#### [Instructions to follow]
Write the entries out again exactly as they stand, but without the pictures.

#### [Supplied entries]
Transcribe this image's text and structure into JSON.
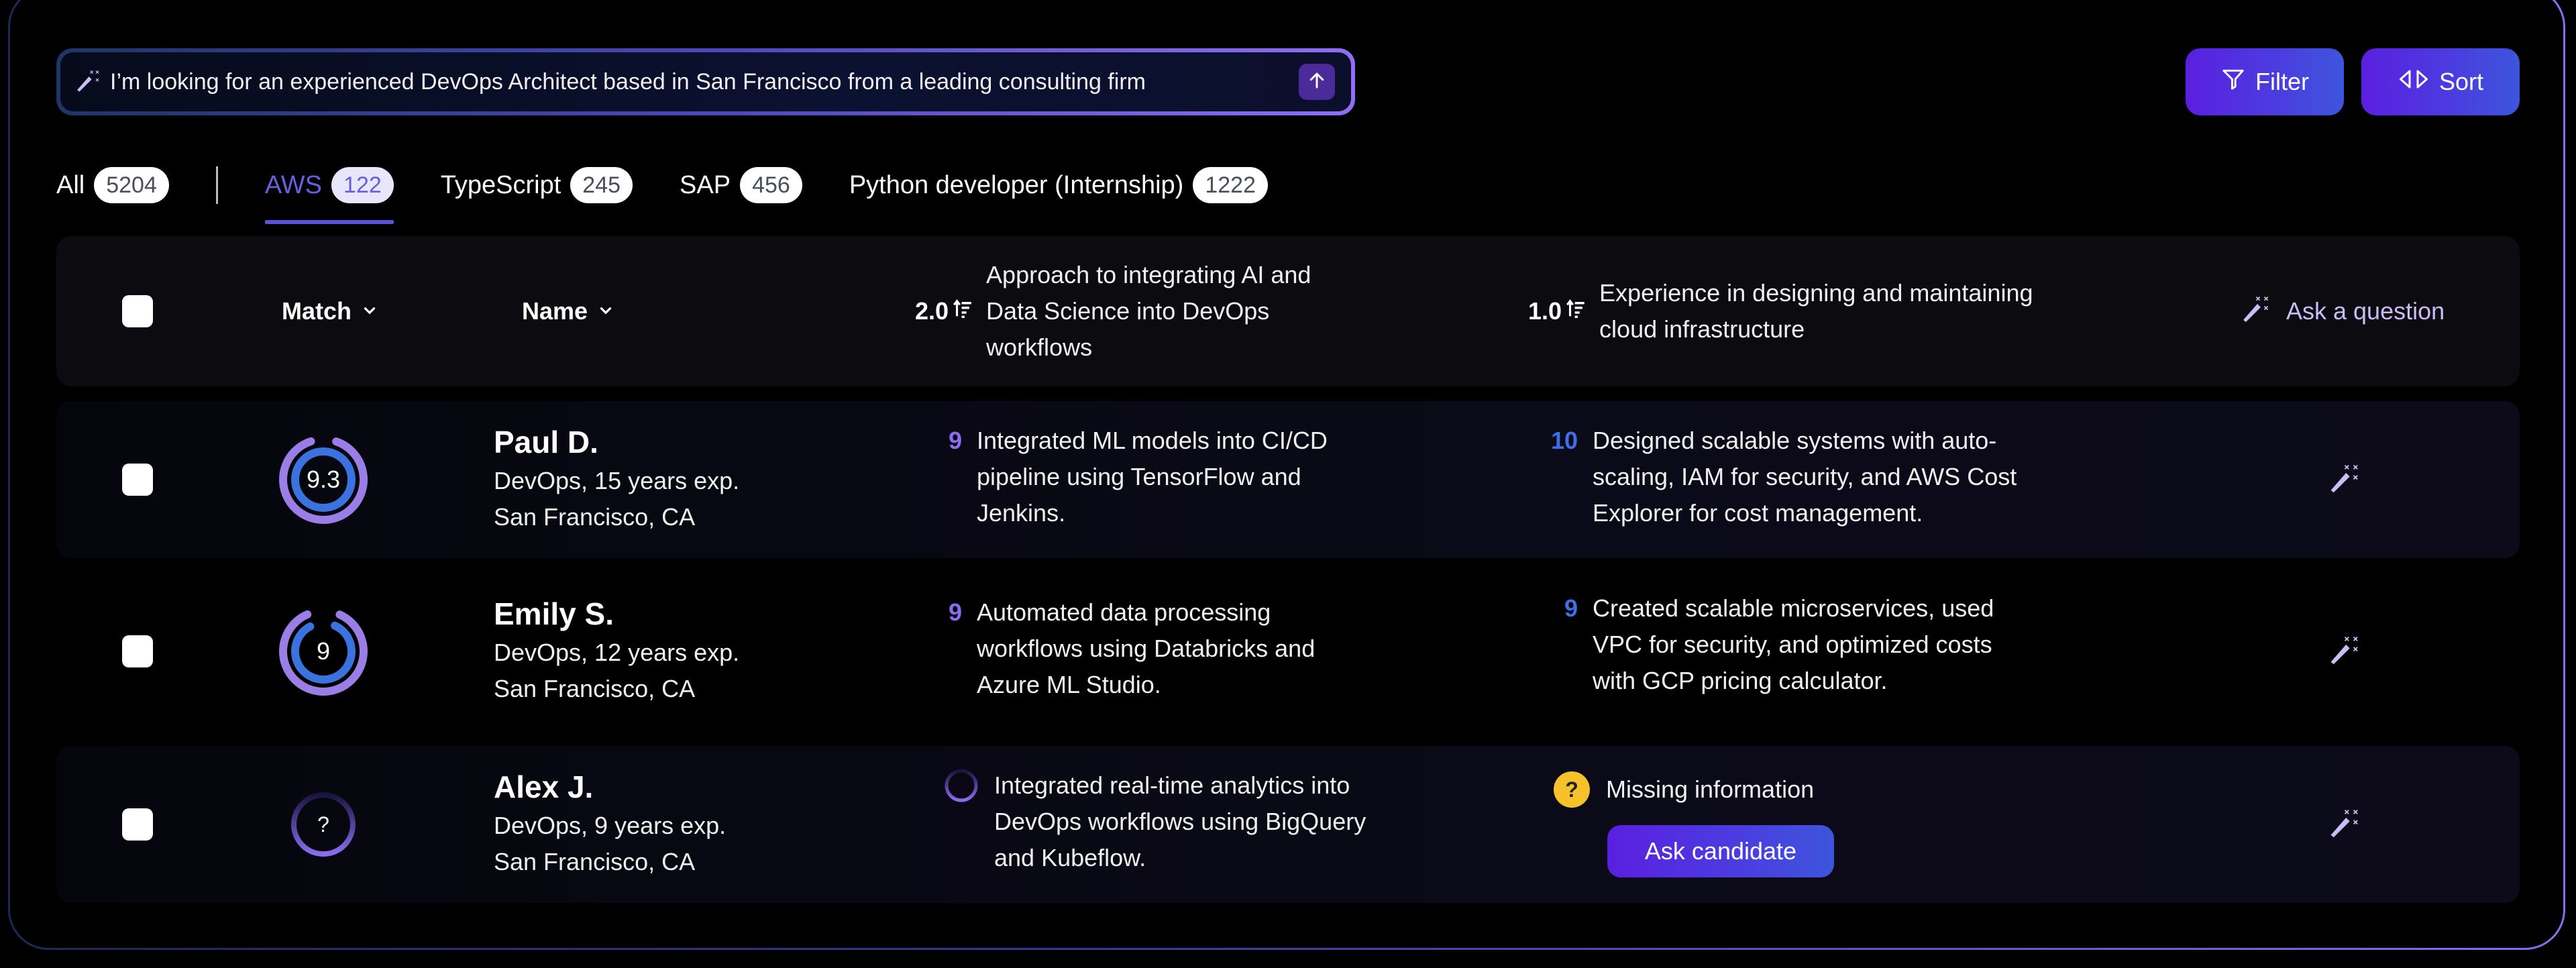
{
  "search": {
    "value": "I’m looking for an experienced DevOps Architect based in San Francisco from a leading consulting firm",
    "icon": "magic-wand-icon",
    "submit_icon": "arrow-up-icon"
  },
  "toolbar": {
    "filter_label": "Filter",
    "sort_label": "Sort"
  },
  "tabs": [
    {
      "label": "All",
      "count": "5204",
      "active": false
    },
    {
      "label": "AWS",
      "count": "122",
      "active": true
    },
    {
      "label": "TypeScript",
      "count": "245",
      "active": false
    },
    {
      "label": "SAP",
      "count": "456",
      "active": false
    },
    {
      "label": "Python developer (Internship)",
      "count": "1222",
      "active": false
    }
  ],
  "table": {
    "headers": {
      "match": "Match",
      "name": "Name",
      "q1_weight": "2.0",
      "q1_text": "Approach to integrating AI and Data Science into DevOps workflows",
      "q2_weight": "1.0",
      "q2_text": "Experience in designing and maintaining cloud infrastructure",
      "ask": "Ask a question"
    },
    "rows": [
      {
        "match": "9.3",
        "match_outer_fraction": 0.93,
        "match_inner_fraction": 1.0,
        "name": "Paul D.",
        "role": "DevOps, 15 years exp.",
        "location": "San Francisco, CA",
        "q1_score": "9",
        "q1_answer": "Integrated ML models into CI/CD pipeline using TensorFlow and Jenkins.",
        "q2_score": "10",
        "q2_answer": "Designed scalable systems with auto-scaling, IAM for security, and AWS Cost Explorer for cost management."
      },
      {
        "match": "9",
        "match_outer_fraction": 0.9,
        "match_inner_fraction": 0.9,
        "name": "Emily S.",
        "role": "DevOps, 12 years exp.",
        "location": "San Francisco, CA",
        "q1_score": "9",
        "q1_answer": "Automated data processing workflows using Databricks and Azure ML Studio.",
        "q2_score": "9",
        "q2_answer": "Created scalable microservices, used VPC for security, and optimized costs with GCP pricing calculator."
      },
      {
        "match": "?",
        "name": "Alex J.",
        "role": "DevOps, 9 years exp.",
        "location": "San Francisco, CA",
        "q1_status": "loading",
        "q1_answer": "Integrated real-time analytics into DevOps workflows using BigQuery and Kubeflow.",
        "q2_status": "Missing information",
        "q2_action": "Ask candidate"
      }
    ]
  },
  "colors": {
    "accent_purple": "#8b6cf0",
    "accent_blue": "#3f6fe8",
    "button_gradient_start": "#5b1fe0",
    "button_gradient_end": "#3d55dc",
    "warning_yellow": "#f5c22a",
    "ask_text": "#cbbcf6"
  }
}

#### [Solution for this exercise]
Transcribe this image's text and structure into JSON.
{
  "search": {
    "value": "I’m looking for an experienced DevOps Architect based in San Francisco from a leading consulting firm",
    "icon": "magic-wand-icon",
    "submit_icon": "arrow-up-icon"
  },
  "toolbar": {
    "filter_label": "Filter",
    "sort_label": "Sort"
  },
  "tabs": [
    {
      "label": "All",
      "count": "5204",
      "active": false
    },
    {
      "label": "AWS",
      "count": "122",
      "active": true
    },
    {
      "label": "TypeScript",
      "count": "245",
      "active": false
    },
    {
      "label": "SAP",
      "count": "456",
      "active": false
    },
    {
      "label": "Python developer (Internship)",
      "count": "1222",
      "active": false
    }
  ],
  "table": {
    "headers": {
      "match": "Match",
      "name": "Name",
      "q1_weight": "2.0",
      "q1_text": "Approach to integrating AI and Data Science into DevOps workflows",
      "q2_weight": "1.0",
      "q2_text": "Experience in designing and maintaining cloud infrastructure",
      "ask": "Ask a question"
    },
    "rows": [
      {
        "match": "9.3",
        "match_outer_fraction": 0.93,
        "match_inner_fraction": 1.0,
        "name": "Paul D.",
        "role": "DevOps, 15 years exp.",
        "location": "San Francisco, CA",
        "q1_score": "9",
        "q1_answer": "Integrated ML models into CI/CD pipeline using TensorFlow and Jenkins.",
        "q2_score": "10",
        "q2_answer": "Designed scalable systems with auto-scaling, IAM for security, and AWS Cost Explorer for cost management."
      },
      {
        "match": "9",
        "match_outer_fraction": 0.9,
        "match_inner_fraction": 0.9,
        "name": "Emily S.",
        "role": "DevOps, 12 years exp.",
        "location": "San Francisco, CA",
        "q1_score": "9",
        "q1_answer": "Automated data processing workflows using Databricks and Azure ML Studio.",
        "q2_score": "9",
        "q2_answer": "Created scalable microservices, used VPC for security, and optimized costs with GCP pricing calculator."
      },
      {
        "match": "?",
        "name": "Alex J.",
        "role": "DevOps, 9 years exp.",
        "location": "San Francisco, CA",
        "q1_status": "loading",
        "q1_answer": "Integrated real-time analytics into DevOps workflows using BigQuery and Kubeflow.",
        "q2_status": "Missing information",
        "q2_action": "Ask candidate"
      }
    ]
  },
  "colors": {
    "accent_purple": "#8b6cf0",
    "accent_blue": "#3f6fe8",
    "button_gradient_start": "#5b1fe0",
    "button_gradient_end": "#3d55dc",
    "warning_yellow": "#f5c22a",
    "ask_text": "#cbbcf6"
  }
}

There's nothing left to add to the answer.